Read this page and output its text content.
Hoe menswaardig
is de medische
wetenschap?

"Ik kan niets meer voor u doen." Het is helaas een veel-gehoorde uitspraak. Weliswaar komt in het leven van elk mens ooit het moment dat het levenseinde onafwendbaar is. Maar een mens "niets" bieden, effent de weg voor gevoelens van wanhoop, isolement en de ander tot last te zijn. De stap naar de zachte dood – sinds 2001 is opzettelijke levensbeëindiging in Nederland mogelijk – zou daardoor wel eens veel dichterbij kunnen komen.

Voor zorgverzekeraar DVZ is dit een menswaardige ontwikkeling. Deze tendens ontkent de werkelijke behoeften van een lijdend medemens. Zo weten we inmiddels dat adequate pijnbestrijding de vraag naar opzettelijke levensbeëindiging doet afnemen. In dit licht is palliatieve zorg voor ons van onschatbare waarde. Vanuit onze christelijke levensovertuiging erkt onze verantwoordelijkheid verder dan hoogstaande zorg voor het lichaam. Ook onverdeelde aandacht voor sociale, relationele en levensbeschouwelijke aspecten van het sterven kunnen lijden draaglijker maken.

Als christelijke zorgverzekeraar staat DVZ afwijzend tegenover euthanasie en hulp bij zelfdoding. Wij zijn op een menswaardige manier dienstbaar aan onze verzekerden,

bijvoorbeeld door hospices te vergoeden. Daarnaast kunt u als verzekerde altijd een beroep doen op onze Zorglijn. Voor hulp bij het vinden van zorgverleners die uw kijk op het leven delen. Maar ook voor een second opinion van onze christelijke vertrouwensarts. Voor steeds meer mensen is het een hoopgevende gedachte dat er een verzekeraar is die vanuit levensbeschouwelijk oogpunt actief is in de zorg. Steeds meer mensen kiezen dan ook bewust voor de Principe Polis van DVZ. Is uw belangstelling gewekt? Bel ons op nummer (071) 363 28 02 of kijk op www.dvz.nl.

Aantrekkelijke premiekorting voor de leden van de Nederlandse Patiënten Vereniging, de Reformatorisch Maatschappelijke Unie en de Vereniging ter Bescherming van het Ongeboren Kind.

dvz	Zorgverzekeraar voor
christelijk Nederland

Work to be completed: Where a line above contains the string "opzettelijke", copy that line.

Answer for this exercise:
"Ik kan niets meer voor u doen." Het is helaas een veel-gehoorde uitspraak. Weliswaar komt in het leven van elk mens ooit het moment dat het levenseinde onafwendbaar is. Maar een mens "niets" bieden, effent de weg voor gevoelens van wanhoop, isolement en de ander tot last te zijn. De stap naar de zachte dood – sinds 2001 is opzettelijke levensbeëindiging in Nederland mogelijk – zou daardoor wel eens veel dichterbij kunnen komen.
Voor zorgverzekeraar DVZ is dit een menswaardige ontwikkeling. Deze tendens ontkent de werkelijke behoeften van een lijdend medemens. Zo weten we inmiddels dat adequate pijnbestrijding de vraag naar opzettelijke levensbeëindiging doet afnemen. In dit licht is palliatieve zorg voor ons van onschatbare waarde. Vanuit onze christelijke levensovertuiging erkt onze verantwoordelijkheid verder dan hoogstaande zorg voor het lichaam. Ook onverdeelde aandacht voor sociale, relationele en levensbeschouwelijke aspecten van het sterven kunnen lijden draaglijker maken.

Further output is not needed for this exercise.